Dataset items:

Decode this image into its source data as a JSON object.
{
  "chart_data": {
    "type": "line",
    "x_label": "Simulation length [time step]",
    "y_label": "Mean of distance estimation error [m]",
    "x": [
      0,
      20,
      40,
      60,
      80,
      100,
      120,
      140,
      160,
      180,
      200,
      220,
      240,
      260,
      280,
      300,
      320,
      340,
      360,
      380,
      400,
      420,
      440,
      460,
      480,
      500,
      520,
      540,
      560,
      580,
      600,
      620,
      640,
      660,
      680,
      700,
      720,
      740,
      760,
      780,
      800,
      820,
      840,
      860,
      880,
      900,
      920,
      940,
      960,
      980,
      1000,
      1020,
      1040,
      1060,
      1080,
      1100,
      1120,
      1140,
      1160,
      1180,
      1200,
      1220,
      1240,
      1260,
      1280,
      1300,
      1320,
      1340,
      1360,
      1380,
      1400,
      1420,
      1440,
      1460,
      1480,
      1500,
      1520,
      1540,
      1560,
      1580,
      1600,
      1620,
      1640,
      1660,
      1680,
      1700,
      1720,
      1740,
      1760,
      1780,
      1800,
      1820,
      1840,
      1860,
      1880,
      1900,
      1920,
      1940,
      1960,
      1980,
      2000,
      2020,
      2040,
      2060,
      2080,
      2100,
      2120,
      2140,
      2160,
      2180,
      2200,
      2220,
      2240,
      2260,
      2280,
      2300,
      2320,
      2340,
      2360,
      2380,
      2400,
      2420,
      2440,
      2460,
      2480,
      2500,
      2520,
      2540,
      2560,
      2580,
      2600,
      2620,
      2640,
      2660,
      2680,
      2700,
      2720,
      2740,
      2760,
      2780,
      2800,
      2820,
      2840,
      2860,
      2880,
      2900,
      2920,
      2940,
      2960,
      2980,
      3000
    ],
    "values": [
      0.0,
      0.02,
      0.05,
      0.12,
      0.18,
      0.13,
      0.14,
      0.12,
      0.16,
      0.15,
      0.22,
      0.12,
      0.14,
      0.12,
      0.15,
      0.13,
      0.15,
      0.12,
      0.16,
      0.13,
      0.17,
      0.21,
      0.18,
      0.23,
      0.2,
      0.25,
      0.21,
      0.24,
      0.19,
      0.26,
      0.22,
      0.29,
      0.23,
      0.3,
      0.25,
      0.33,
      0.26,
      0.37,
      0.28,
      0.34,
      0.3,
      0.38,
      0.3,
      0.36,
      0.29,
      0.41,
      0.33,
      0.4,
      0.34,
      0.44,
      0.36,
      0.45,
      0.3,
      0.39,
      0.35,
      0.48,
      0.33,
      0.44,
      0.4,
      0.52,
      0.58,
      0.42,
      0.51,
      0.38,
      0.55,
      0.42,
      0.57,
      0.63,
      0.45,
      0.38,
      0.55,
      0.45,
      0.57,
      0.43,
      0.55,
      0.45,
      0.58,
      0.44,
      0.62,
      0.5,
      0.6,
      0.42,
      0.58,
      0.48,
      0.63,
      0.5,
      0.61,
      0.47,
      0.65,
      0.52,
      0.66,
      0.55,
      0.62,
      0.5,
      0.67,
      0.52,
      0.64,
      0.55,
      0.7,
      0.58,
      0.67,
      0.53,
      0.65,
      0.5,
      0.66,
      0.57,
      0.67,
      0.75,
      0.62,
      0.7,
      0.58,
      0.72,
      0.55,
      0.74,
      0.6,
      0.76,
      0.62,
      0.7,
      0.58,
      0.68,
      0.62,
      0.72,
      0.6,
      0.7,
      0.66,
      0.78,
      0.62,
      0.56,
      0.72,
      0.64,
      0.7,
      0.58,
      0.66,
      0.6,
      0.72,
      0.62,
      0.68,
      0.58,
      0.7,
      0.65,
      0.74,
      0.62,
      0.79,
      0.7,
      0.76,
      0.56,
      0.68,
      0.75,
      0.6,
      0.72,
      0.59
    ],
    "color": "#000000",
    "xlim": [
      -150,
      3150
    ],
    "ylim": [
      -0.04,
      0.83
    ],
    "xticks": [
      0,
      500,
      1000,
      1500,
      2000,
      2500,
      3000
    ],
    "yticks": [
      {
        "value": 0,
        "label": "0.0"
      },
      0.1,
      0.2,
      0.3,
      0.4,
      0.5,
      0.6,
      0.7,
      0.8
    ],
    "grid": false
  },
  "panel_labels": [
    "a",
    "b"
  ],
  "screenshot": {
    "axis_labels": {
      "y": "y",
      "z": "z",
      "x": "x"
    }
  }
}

▶ REQUEST
Repeat the material above exactly.

▶ ANSWER TO THE EXERCISE
Decode this image into its source data as a JSON object.
{
  "chart_data": {
    "type": "line",
    "x_label": "Simulation length [time step]",
    "y_label": "Mean of distance estimation error [m]",
    "x": [
      0,
      20,
      40,
      60,
      80,
      100,
      120,
      140,
      160,
      180,
      200,
      220,
      240,
      260,
      280,
      300,
      320,
      340,
      360,
      380,
      400,
      420,
      440,
      460,
      480,
      500,
      520,
      540,
      560,
      580,
      600,
      620,
      640,
      660,
      680,
      700,
      720,
      740,
      760,
      780,
      800,
      820,
      840,
      860,
      880,
      900,
      920,
      940,
      960,
      980,
      1000,
      1020,
      1040,
      1060,
      1080,
      1100,
      1120,
      1140,
      1160,
      1180,
      1200,
      1220,
      1240,
      1260,
      1280,
      1300,
      1320,
      1340,
      1360,
      1380,
      1400,
      1420,
      1440,
      1460,
      1480,
      1500,
      1520,
      1540,
      1560,
      1580,
      1600,
      1620,
      1640,
      1660,
      1680,
      1700,
      1720,
      1740,
      1760,
      1780,
      1800,
      1820,
      1840,
      1860,
      1880,
      1900,
      1920,
      1940,
      1960,
      1980,
      2000,
      2020,
      2040,
      2060,
      2080,
      2100,
      2120,
      2140,
      2160,
      2180,
      2200,
      2220,
      2240,
      2260,
      2280,
      2300,
      2320,
      2340,
      2360,
      2380,
      2400,
      2420,
      2440,
      2460,
      2480,
      2500,
      2520,
      2540,
      2560,
      2580,
      2600,
      2620,
      2640,
      2660,
      2680,
      2700,
      2720,
      2740,
      2760,
      2780,
      2800,
      2820,
      2840,
      2860,
      2880,
      2900,
      2920,
      2940,
      2960,
      2980,
      3000
    ],
    "values": [
      0.0,
      0.02,
      0.05,
      0.12,
      0.18,
      0.13,
      0.14,
      0.12,
      0.16,
      0.15,
      0.22,
      0.12,
      0.14,
      0.12,
      0.15,
      0.13,
      0.15,
      0.12,
      0.16,
      0.13,
      0.17,
      0.21,
      0.18,
      0.23,
      0.2,
      0.25,
      0.21,
      0.24,
      0.19,
      0.26,
      0.22,
      0.29,
      0.23,
      0.3,
      0.25,
      0.33,
      0.26,
      0.37,
      0.28,
      0.34,
      0.3,
      0.38,
      0.3,
      0.36,
      0.29,
      0.41,
      0.33,
      0.4,
      0.34,
      0.44,
      0.36,
      0.45,
      0.3,
      0.39,
      0.35,
      0.48,
      0.33,
      0.44,
      0.4,
      0.52,
      0.58,
      0.42,
      0.51,
      0.38,
      0.55,
      0.42,
      0.57,
      0.63,
      0.45,
      0.38,
      0.55,
      0.45,
      0.57,
      0.43,
      0.55,
      0.45,
      0.58,
      0.44,
      0.62,
      0.5,
      0.6,
      0.42,
      0.58,
      0.48,
      0.63,
      0.5,
      0.61,
      0.47,
      0.65,
      0.52,
      0.66,
      0.55,
      0.62,
      0.5,
      0.67,
      0.52,
      0.64,
      0.55,
      0.7,
      0.58,
      0.67,
      0.53,
      0.65,
      0.5,
      0.66,
      0.57,
      0.67,
      0.75,
      0.62,
      0.7,
      0.58,
      0.72,
      0.55,
      0.74,
      0.6,
      0.76,
      0.62,
      0.7,
      0.58,
      0.68,
      0.62,
      0.72,
      0.6,
      0.7,
      0.66,
      0.78,
      0.62,
      0.56,
      0.72,
      0.64,
      0.7,
      0.58,
      0.66,
      0.6,
      0.72,
      0.62,
      0.68,
      0.58,
      0.7,
      0.65,
      0.74,
      0.62,
      0.79,
      0.7,
      0.76,
      0.56,
      0.68,
      0.75,
      0.6,
      0.72,
      0.59
    ],
    "color": "#000000",
    "xlim": [
      -150,
      3150
    ],
    "ylim": [
      -0.04,
      0.83
    ],
    "xticks": [
      0,
      500,
      1000,
      1500,
      2000,
      2500,
      3000
    ],
    "yticks": [
      {
        "value": 0,
        "label": "0.0"
      },
      0.1,
      0.2,
      0.3,
      0.4,
      0.5,
      0.6,
      0.7,
      0.8
    ],
    "grid": false
  },
  "panel_labels": [
    "a",
    "b"
  ],
  "screenshot": {
    "axis_labels": {
      "y": "y",
      "z": "z",
      "x": "x"
    }
  }
}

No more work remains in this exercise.